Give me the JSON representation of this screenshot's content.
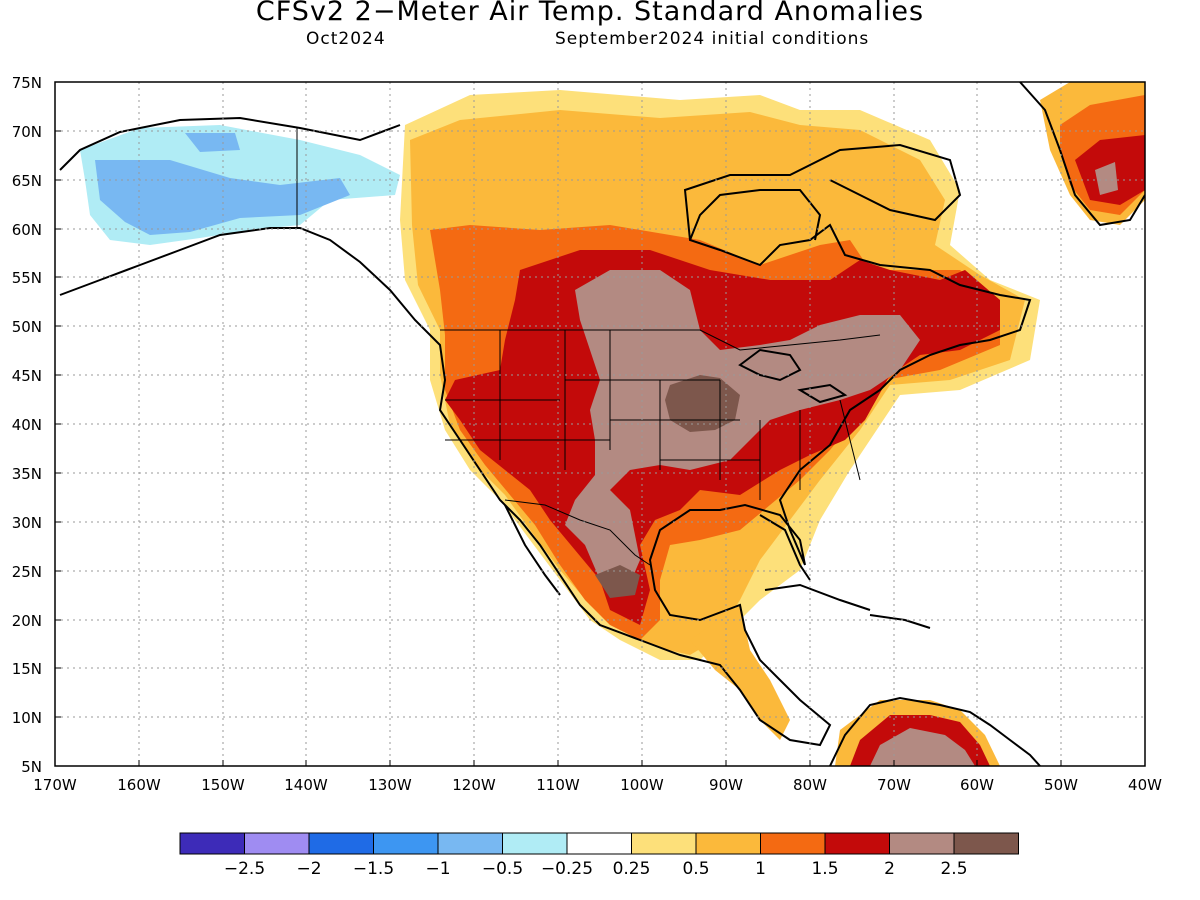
{
  "header": {
    "title": "CFSv2 2−Meter Air Temp. Standard Anomalies",
    "month": "Oct2024",
    "conditions": "September2024 initial conditions"
  },
  "axes": {
    "lat_labels": [
      "75N",
      "70N",
      "65N",
      "60N",
      "55N",
      "50N",
      "45N",
      "40N",
      "35N",
      "30N",
      "25N",
      "20N",
      "15N",
      "10N",
      "5N"
    ],
    "lon_labels": [
      "170W",
      "160W",
      "150W",
      "140W",
      "130W",
      "120W",
      "110W",
      "100W",
      "90W",
      "80W",
      "70W",
      "60W",
      "50W",
      "40W"
    ]
  },
  "colorbar": {
    "colors": [
      "#3d2bb8",
      "#9f8cf2",
      "#1f6be6",
      "#3d96f2",
      "#78b8f2",
      "#b0ecf5",
      "#ffffff",
      "#fde07a",
      "#fbb93b",
      "#f46a12",
      "#c30a0a",
      "#b38a82",
      "#7d574c"
    ],
    "labels": [
      "−2.5",
      "−2",
      "−1.5",
      "−1",
      "−0.5",
      "−0.25",
      "0.25",
      "0.5",
      "1",
      "1.5",
      "2",
      "2.5"
    ]
  },
  "map": {
    "region": "North America",
    "dominant_anomaly": "warm",
    "hotspots": [
      "central US",
      "Mexico",
      "northeast US",
      "Greenland"
    ],
    "cool_region": "Alaska"
  }
}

EXERCISE: Retype the listing exactly. Pictures do not belong in the copy.

EXERCISE SOLUTION:
Give me the JSON representation of this screenshot's content.
{
  "header": {
    "title": "CFSv2 2−Meter Air Temp. Standard Anomalies",
    "month": "Oct2024",
    "conditions": "September2024 initial conditions"
  },
  "axes": {
    "lat_labels": [
      "75N",
      "70N",
      "65N",
      "60N",
      "55N",
      "50N",
      "45N",
      "40N",
      "35N",
      "30N",
      "25N",
      "20N",
      "15N",
      "10N",
      "5N"
    ],
    "lon_labels": [
      "170W",
      "160W",
      "150W",
      "140W",
      "130W",
      "120W",
      "110W",
      "100W",
      "90W",
      "80W",
      "70W",
      "60W",
      "50W",
      "40W"
    ]
  },
  "colorbar": {
    "colors": [
      "#3d2bb8",
      "#9f8cf2",
      "#1f6be6",
      "#3d96f2",
      "#78b8f2",
      "#b0ecf5",
      "#ffffff",
      "#fde07a",
      "#fbb93b",
      "#f46a12",
      "#c30a0a",
      "#b38a82",
      "#7d574c"
    ],
    "labels": [
      "−2.5",
      "−2",
      "−1.5",
      "−1",
      "−0.5",
      "−0.25",
      "0.25",
      "0.5",
      "1",
      "1.5",
      "2",
      "2.5"
    ]
  },
  "map": {
    "region": "North America",
    "dominant_anomaly": "warm",
    "hotspots": [
      "central US",
      "Mexico",
      "northeast US",
      "Greenland"
    ],
    "cool_region": "Alaska"
  }
}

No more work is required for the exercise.